- [Exercise requirements] For the lingerie store story, state yes or no for whether each statement agrees with it, quoting the deciding words from the story. (a) The store was a large discount lingerie store; (b) the narrator knows for certain that nuns were not allowed to bathe naked; (c) the saleswoman approved of the first bra the narrator tried on.

- [Extract]

One of the tales we were told when I was growing up in an Irish Catholic family is that nuns were not allowed to bathe naked. Whether this is/was true, I have no idea. But the way I heard it is that a nun covered her body with a thin muslin garment while bathing, so as not to be disturbed by (excited by? amazed at? curious about?) the sight of her naked body exposed to her own private gaze as she lay in the warm waters of her bath (cold waters, more likely). She soaped herself through muslin. Or so we were told. And you can just imagine the prurience such ultra-chaste bathing provoked in an impressionable child's mind.

 

But to return to my moutons. That was my background. Added to this were all the other societal prohibitions about touching a stranger without prior approval.

 

I went to a lingerie store looking for new bras. I was dissatisfied with the brand I had been wearing and felt I needed some help in finding a bra that fit well. Though the store was a large discount lingerie store, service was available for those who needed it. A young saleswoman helped me to choose several possible styles and I retired to the dressing room. Curtain pulled shut, I tried on one of the bras.

 

"How's it going?" called the saleswoman from the other side of the curtain. Then she peeked her head in. "No," she said, "that style does nothing for you. Try this other one." She ducked out of the space again, which I appreciated. I needed a little privacy.

 

So I took off one and put on the other.

 

"How's it going?" she called.

- [Dataset extract]
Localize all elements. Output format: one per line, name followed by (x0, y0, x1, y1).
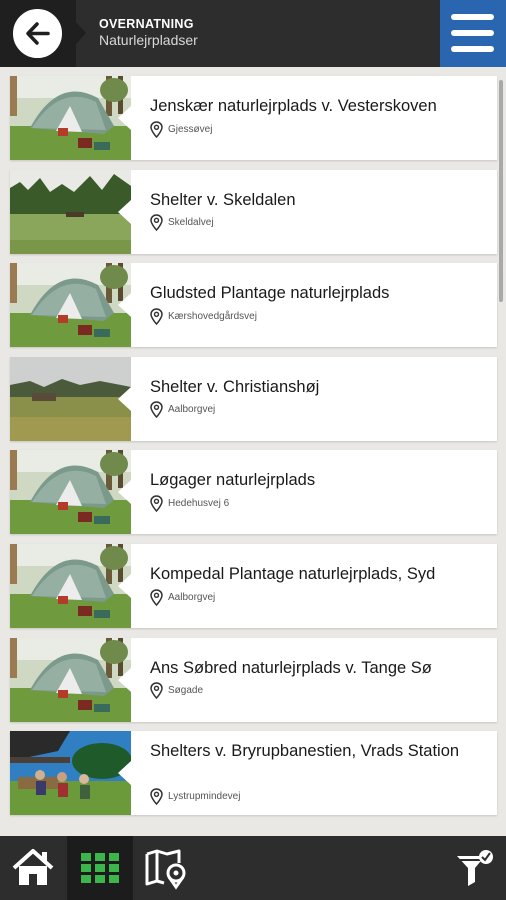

- [Correct answer]
(a) Yes: "Though the store was a large discount lingerie store"
(b) No: "Whether this is/was true, I have no idea."
(c) No: "that style does nothing for you"